» Given task: Return all of the data exactly as written, without the pictures.
======== Available records
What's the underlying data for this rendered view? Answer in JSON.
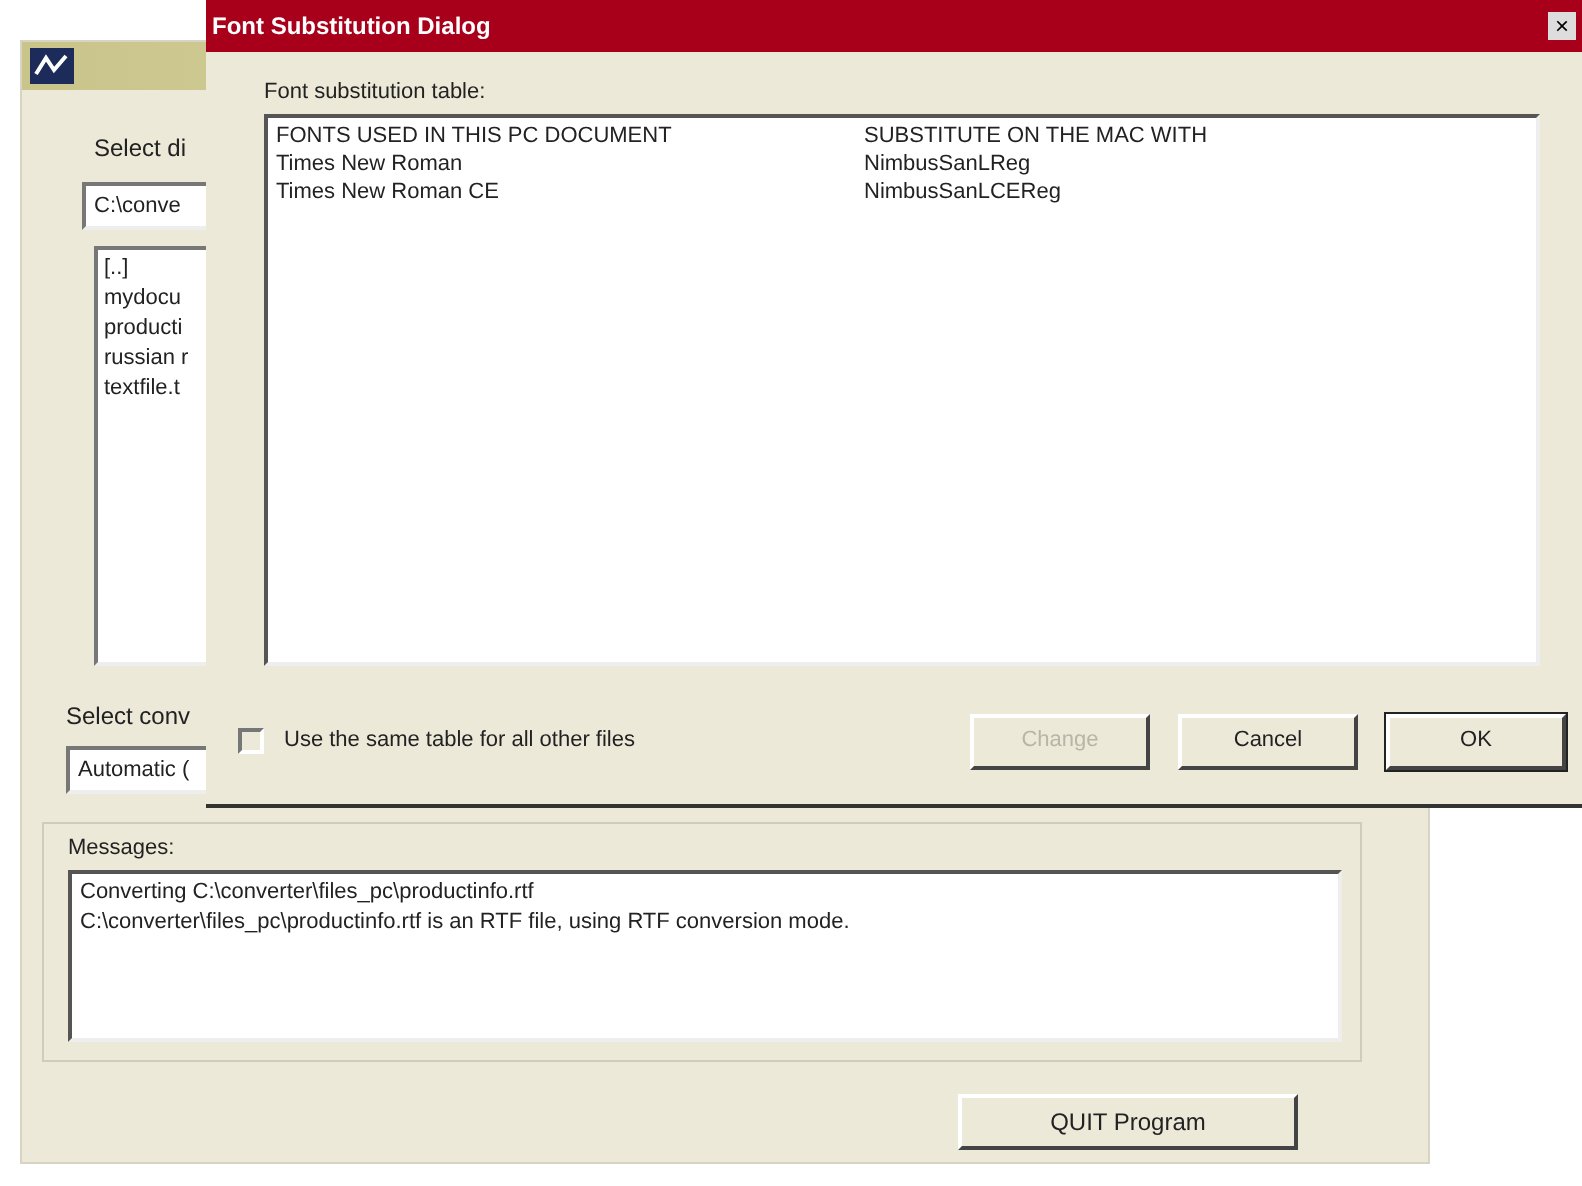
{
  "main_window": {
    "labels": {
      "directory": "Select di",
      "conversion": "Select conv",
      "messages": "Messages:"
    },
    "path_field": {
      "value": "C:\\conve"
    },
    "file_list": [
      "[..]",
      "mydocu",
      "producti",
      "russian r",
      "textfile.t"
    ],
    "conversion_dropdown": {
      "value": "Automatic ("
    },
    "messages": [
      "Converting C:\\converter\\files_pc\\productinfo.rtf",
      "C:\\converter\\files_pc\\productinfo.rtf is an RTF file, using RTF conversion mode."
    ],
    "quit_button": "QUIT Program"
  },
  "dialog": {
    "title": "Font Substitution Dialog",
    "close": "×",
    "table_label": "Font substitution table:",
    "table": {
      "columns": [
        "FONTS USED IN THIS PC DOCUMENT",
        "SUBSTITUTE ON THE MAC WITH"
      ],
      "rows": [
        [
          "Times New Roman",
          "NimbusSanLReg"
        ],
        [
          "Times New Roman CE",
          "NimbusSanLCEReg"
        ]
      ]
    },
    "same_table_checkbox": {
      "label": "Use the same table for all other files",
      "checked": false
    },
    "buttons": [
      {
        "label": "Change",
        "disabled": true,
        "default": false
      },
      {
        "label": "Cancel",
        "disabled": false,
        "default": false
      },
      {
        "label": "OK",
        "disabled": false,
        "default": true
      }
    ]
  }
}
================
» Exercise answer:
What's the underlying data for this rendered view? Answer in JSON.
{
  "main_window": {
    "labels": {
      "directory": "Select di",
      "conversion": "Select conv",
      "messages": "Messages:"
    },
    "path_field": {
      "value": "C:\\conve"
    },
    "file_list": [
      "[..]",
      "mydocu",
      "producti",
      "russian r",
      "textfile.t"
    ],
    "conversion_dropdown": {
      "value": "Automatic ("
    },
    "messages": [
      "Converting C:\\converter\\files_pc\\productinfo.rtf",
      "C:\\converter\\files_pc\\productinfo.rtf is an RTF file, using RTF conversion mode."
    ],
    "quit_button": "QUIT Program"
  },
  "dialog": {
    "title": "Font Substitution Dialog",
    "close": "×",
    "table_label": "Font substitution table:",
    "table": {
      "columns": [
        "FONTS USED IN THIS PC DOCUMENT",
        "SUBSTITUTE ON THE MAC WITH"
      ],
      "rows": [
        [
          "Times New Roman",
          "NimbusSanLReg"
        ],
        [
          "Times New Roman CE",
          "NimbusSanLCEReg"
        ]
      ]
    },
    "same_table_checkbox": {
      "label": "Use the same table for all other files",
      "checked": false
    },
    "buttons": [
      {
        "label": "Change",
        "disabled": true,
        "default": false
      },
      {
        "label": "Cancel",
        "disabled": false,
        "default": false
      },
      {
        "label": "OK",
        "disabled": false,
        "default": true
      }
    ]
  }
}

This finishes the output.